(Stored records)
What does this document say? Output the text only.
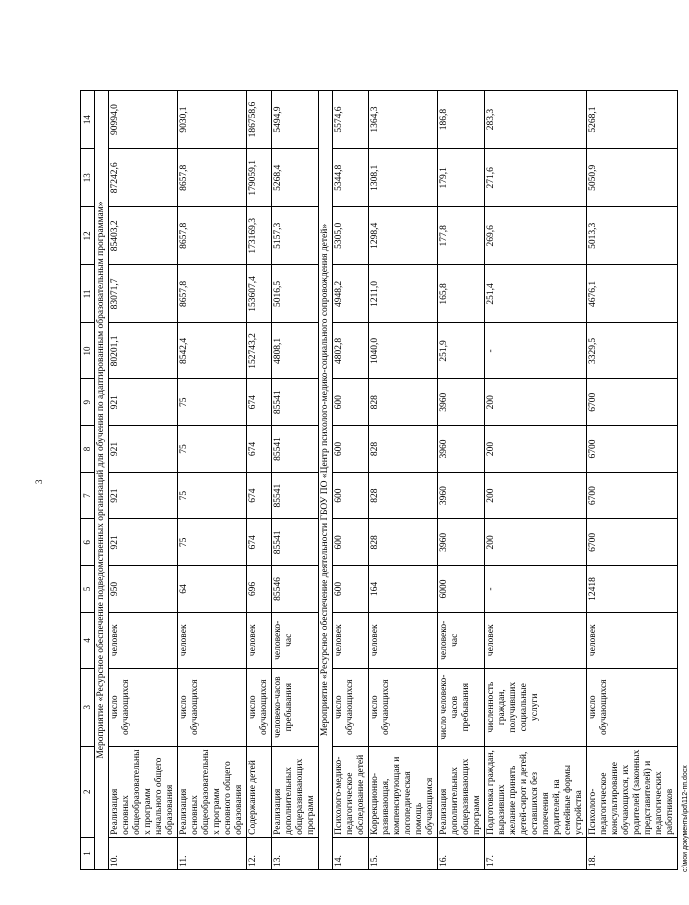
3
1	2	3	4	5	6	7	8	9	10	11	12	13	14
Мероприятие «Ресурсное обеспечение подведомственных организаций для обучения по адаптированным образовательным программам»													
10.	Реализация основных общеобразовательных программ начального общего образования	число обучающихся	человек	950	921	921	921	921	80201,1	83071,7	85403,2	87242,6	90994,0
11.	Реализация основных общеобразовательных программ основного общего образования	число обучающихся	человек	64	75	75	75	75	8542,4	8657,8	8657,8	8657,8	9030,1
12.	Содержание детей	число обучающихся	человек	696	674	674	674	674	152743,2	153607,4	173169,3	179059,1	186758,6
13.	Реализация дополнительных общеразвивающих программ	человеко-часов пребывания	человеко-час	85546	85541	85541	85541	85541	4808,1	5016,5	5157,3	5268,4	5494,9
Мероприятие «Ресурсное обеспечение деятельности ГБОУ ПО «Центр психолого-медико-социального сопровождения детей»													
14.	Психолого-медико-педагогическое обследование детей	число обучающихся	человек	600	600	600	600	600	4802,8	4948,2	5305,0	5344,8	5574,6
15.	Коррекционно-развивающая, компенсирующая и логопедическая помощь обучающимся	число обучающихся	человек	164	828	828	828	828	1040,0	1211,0	1298,4	1308,1	1364,3
16.	Реализация дополнительных общеразвивающих программ	число человеко-часов пребывания	человеко-час	6000	3960	3960	3960	3960	251,9	165,8	177,8	179,1	186,8
17.	Подготовка граждан, выразивших желание принять детей-сирот и детей, оставшихся без попечения родителей, на семейные формы устройства	численность граждан, получивших социальные услуги	человек	-	200	200	200	200	-	251,4	269,6	271,6	283,3
18.	Психолого-педагогическое консультирование обучающихся, их родителей (законных представителей) и педагогических работников	число обучающихся	человек	12418	6700	6700	6700	6700	3329,5	4676,1	5013,3	5050,9	5268,1
c:\мои документы\pd\112-пп.docx
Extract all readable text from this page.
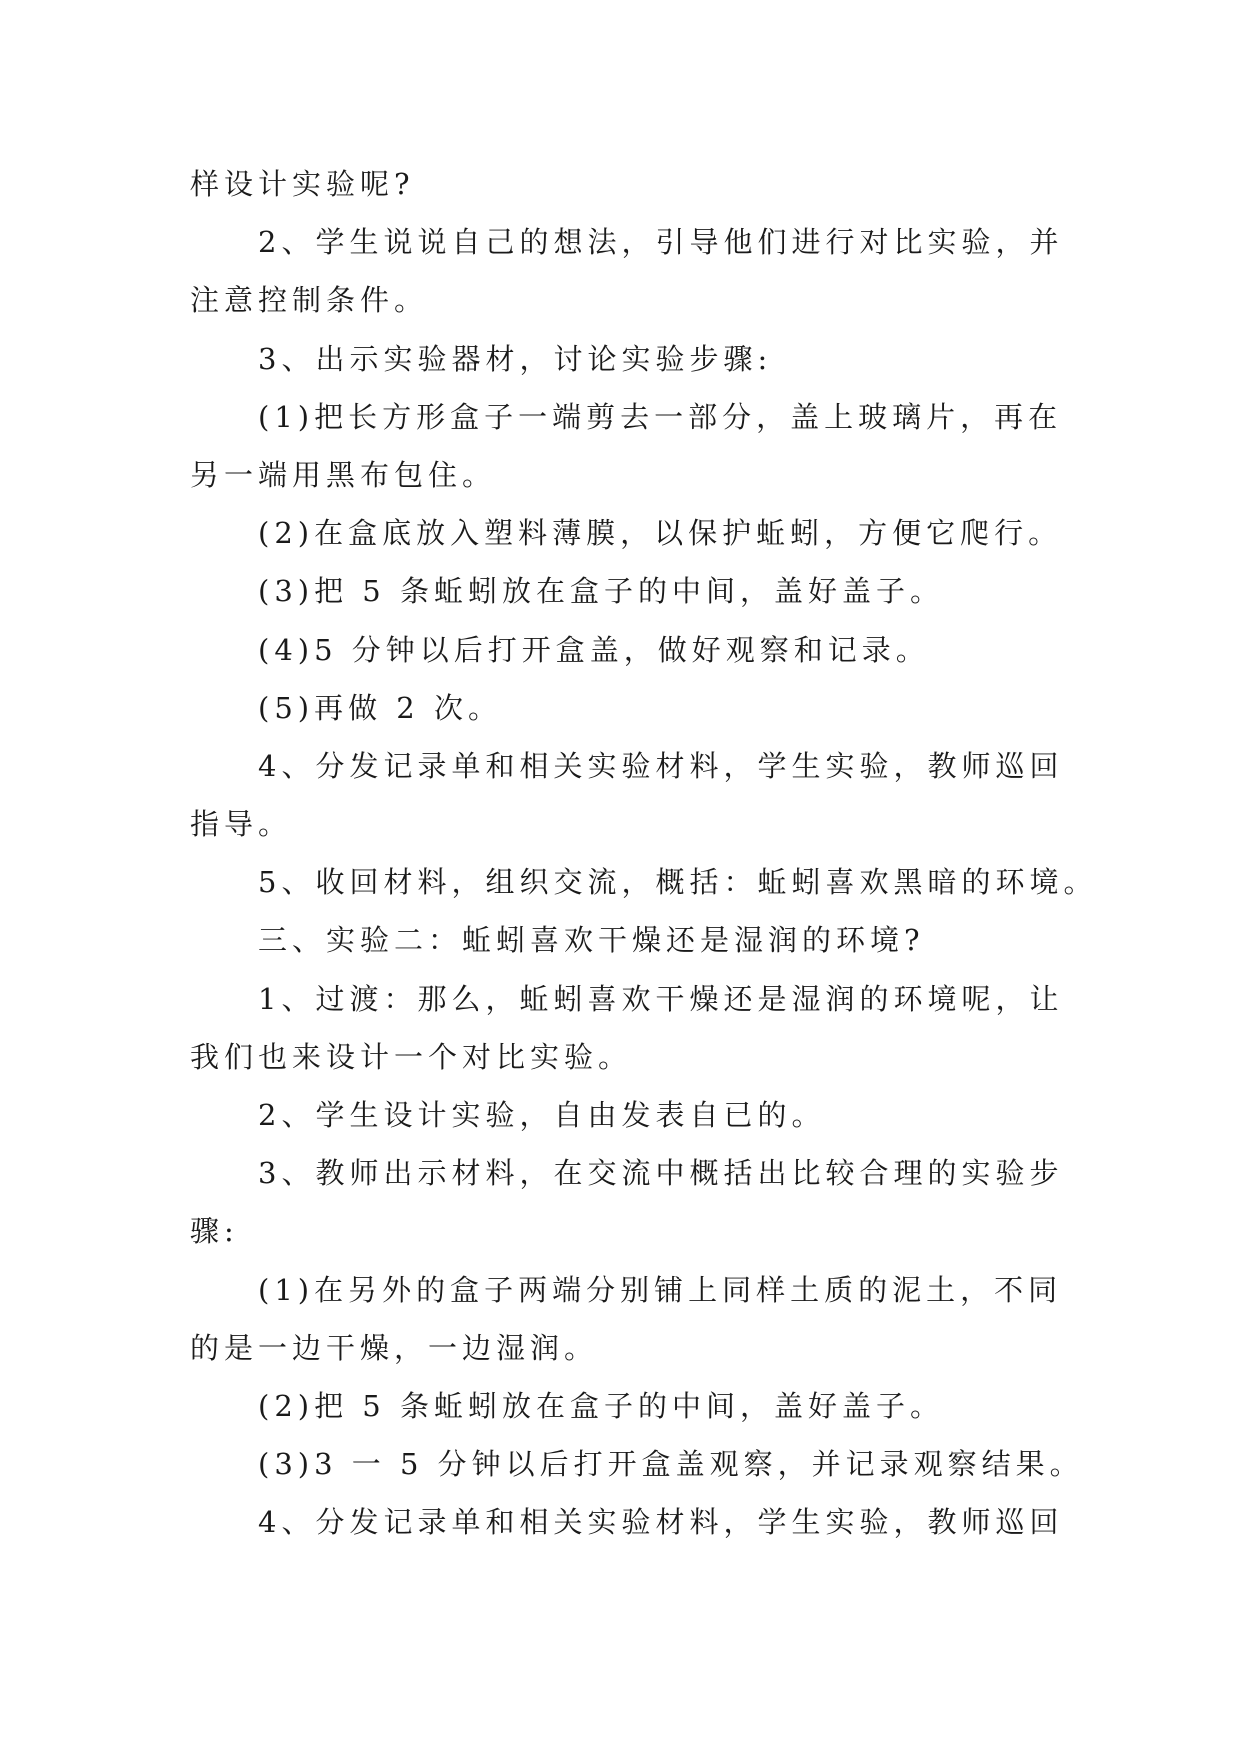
样设计实验呢?

2、学生说说自己的想法，引导他们进行对比实验，并

注意控制条件。

3、出示实验器材，讨论实验步骤:

(1)把长方形盒子一端剪去一部分，盖上玻璃片，再在

另一端用黑布包住。

(2)在盒底放入塑料薄膜，以保护蚯蚓，方便它爬行。

(3)把 5 条蚯蚓放在盒子的中间，盖好盖子。

(4)5 分钟以后打开盒盖，做好观察和记录。

(5)再做 2 次。

4、分发记录单和相关实验材料，学生实验，教师巡回

指导。

5、收回材料，组织交流，概括：蚯蚓喜欢黑暗的环境。

三、实验二：蚯蚓喜欢干燥还是湿润的环境?

1、过渡：那么，蚯蚓喜欢干燥还是湿润的环境呢，让

我们也来设计一个对比实验。

2、学生设计实验，自由发表自已的。

3、教师出示材料，在交流中概括出比较合理的实验步

骤:

(1)在另外的盒子两端分别铺上同样土质的泥土，不同

的是一边干燥，一边湿润。

(2)把 5 条蚯蚓放在盒子的中间，盖好盖子。

(3)3 一 5 分钟以后打开盒盖观察，并记录观察结果。

4、分发记录单和相关实验材料，学生实验，教师巡回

Problem to solve:
What is the number of lines above that hold the string "Мероприятие"? Answer with that number alone.

Reply to the task:
2